[LISTED RECORDS start]

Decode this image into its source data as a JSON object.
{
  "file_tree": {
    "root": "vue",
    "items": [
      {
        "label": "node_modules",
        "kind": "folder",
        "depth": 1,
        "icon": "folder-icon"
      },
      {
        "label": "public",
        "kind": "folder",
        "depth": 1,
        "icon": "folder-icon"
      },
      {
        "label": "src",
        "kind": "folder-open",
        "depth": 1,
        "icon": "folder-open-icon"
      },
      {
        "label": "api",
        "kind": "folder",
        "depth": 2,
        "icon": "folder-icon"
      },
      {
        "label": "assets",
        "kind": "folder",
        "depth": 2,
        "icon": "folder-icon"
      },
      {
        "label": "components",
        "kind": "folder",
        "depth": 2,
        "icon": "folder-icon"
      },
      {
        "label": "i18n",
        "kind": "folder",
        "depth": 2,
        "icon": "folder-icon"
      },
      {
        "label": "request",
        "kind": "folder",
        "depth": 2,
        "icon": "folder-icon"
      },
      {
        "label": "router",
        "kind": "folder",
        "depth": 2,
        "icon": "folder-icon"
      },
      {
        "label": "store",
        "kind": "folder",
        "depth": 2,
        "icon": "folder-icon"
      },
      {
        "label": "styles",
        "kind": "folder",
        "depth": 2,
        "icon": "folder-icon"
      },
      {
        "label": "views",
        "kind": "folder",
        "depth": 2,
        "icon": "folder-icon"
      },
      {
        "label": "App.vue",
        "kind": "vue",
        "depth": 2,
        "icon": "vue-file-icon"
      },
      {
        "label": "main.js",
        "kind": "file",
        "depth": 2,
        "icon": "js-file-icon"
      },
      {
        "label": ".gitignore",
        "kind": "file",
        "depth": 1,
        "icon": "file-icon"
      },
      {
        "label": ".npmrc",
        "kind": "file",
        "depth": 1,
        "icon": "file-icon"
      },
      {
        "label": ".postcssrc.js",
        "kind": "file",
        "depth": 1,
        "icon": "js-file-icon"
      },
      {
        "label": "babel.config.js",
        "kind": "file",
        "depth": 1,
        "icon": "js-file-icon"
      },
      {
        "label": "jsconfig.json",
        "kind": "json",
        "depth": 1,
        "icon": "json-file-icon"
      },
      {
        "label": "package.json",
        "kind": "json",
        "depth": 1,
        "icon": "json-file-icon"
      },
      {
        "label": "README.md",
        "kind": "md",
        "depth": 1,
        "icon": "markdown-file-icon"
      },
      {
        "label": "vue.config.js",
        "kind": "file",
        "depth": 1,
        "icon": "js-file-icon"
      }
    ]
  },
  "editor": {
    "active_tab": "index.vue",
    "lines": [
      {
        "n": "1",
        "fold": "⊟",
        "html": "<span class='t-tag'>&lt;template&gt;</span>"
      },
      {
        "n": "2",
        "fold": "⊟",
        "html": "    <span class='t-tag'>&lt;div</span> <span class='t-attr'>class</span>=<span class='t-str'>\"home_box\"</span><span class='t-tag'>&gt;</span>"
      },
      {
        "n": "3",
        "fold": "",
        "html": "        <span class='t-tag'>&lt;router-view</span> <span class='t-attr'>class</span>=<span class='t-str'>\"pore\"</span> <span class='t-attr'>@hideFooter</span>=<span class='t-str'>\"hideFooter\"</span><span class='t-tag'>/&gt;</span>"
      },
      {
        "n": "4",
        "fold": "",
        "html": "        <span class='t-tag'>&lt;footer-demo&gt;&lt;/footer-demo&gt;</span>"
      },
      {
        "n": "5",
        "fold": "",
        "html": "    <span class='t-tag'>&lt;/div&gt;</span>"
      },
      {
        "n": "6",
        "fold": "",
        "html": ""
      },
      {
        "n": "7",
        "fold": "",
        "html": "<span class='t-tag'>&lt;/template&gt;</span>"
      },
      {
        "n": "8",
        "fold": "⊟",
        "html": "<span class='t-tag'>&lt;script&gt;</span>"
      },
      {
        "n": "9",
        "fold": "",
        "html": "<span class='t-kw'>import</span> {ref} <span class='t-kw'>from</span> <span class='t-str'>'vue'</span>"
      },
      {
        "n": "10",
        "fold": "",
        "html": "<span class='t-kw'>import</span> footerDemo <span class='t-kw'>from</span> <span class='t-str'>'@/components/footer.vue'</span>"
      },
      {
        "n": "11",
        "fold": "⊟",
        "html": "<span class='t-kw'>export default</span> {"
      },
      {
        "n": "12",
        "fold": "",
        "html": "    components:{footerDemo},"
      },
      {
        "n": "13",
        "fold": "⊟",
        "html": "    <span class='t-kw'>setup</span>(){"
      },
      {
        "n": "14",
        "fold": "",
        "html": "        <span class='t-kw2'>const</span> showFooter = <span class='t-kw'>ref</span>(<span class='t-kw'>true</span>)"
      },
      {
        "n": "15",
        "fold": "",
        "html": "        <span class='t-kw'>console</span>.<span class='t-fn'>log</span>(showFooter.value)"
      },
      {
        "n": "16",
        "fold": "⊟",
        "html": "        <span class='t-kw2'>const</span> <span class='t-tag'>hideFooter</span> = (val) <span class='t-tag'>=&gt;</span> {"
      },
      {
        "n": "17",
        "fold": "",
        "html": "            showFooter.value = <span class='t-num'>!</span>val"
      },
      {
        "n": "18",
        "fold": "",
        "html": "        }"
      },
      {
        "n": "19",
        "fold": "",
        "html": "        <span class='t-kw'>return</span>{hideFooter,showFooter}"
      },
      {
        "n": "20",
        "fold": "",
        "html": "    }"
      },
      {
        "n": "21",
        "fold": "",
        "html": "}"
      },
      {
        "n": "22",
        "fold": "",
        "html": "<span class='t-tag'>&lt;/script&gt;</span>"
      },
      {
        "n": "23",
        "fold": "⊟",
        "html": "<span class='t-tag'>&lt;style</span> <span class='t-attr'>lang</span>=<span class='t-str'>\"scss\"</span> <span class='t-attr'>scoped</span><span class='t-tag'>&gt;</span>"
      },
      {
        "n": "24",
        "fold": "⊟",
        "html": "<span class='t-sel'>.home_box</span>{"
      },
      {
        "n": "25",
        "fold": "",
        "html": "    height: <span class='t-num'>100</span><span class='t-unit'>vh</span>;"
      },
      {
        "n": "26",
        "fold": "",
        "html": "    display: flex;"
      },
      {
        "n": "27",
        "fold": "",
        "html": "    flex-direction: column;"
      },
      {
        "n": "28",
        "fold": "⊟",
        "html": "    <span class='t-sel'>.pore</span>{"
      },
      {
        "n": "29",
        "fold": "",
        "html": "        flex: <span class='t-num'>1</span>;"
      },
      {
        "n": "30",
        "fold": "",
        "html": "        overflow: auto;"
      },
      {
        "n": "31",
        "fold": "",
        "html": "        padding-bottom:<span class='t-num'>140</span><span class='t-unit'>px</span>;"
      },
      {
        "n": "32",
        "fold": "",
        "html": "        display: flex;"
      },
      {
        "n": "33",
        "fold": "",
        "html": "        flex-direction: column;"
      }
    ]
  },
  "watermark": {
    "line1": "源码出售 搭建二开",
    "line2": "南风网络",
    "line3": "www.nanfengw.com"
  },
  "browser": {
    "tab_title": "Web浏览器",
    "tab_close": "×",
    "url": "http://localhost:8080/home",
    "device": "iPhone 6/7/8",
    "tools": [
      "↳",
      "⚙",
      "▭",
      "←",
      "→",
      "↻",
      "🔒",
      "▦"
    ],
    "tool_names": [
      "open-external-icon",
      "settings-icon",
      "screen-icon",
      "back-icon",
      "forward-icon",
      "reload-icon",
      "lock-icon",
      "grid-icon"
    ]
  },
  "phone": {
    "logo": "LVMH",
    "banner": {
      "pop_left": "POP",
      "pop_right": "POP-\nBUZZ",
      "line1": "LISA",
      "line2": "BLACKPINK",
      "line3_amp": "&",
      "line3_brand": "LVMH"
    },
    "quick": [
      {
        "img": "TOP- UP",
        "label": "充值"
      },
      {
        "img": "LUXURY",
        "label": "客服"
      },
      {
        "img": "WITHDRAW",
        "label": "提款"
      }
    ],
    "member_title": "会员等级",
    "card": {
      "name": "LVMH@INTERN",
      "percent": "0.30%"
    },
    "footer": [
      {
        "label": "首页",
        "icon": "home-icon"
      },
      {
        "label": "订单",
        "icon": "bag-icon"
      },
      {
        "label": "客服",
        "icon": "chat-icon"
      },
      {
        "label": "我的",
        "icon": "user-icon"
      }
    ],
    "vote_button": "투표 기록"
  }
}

[LISTED RECORDS end]

▸ TO BE DONE: Read through the entries and copy each line in which "showFooter" appears.

▸ FINISHED TASK:
        "html": "        <span class='t-kw2'>const</span> showFooter = <span class='t-kw'>ref</span>(<span class='t-kw'>true</span>)"
        "html": "        <span class='t-kw'>console</span>.<span class='t-fn'>log</span>(showFooter.value)"
        "html": "            showFooter.value = <span class='t-num'>!</span>val"
        "html": "        <span class='t-kw'>return</span>{hideFooter,showFooter}"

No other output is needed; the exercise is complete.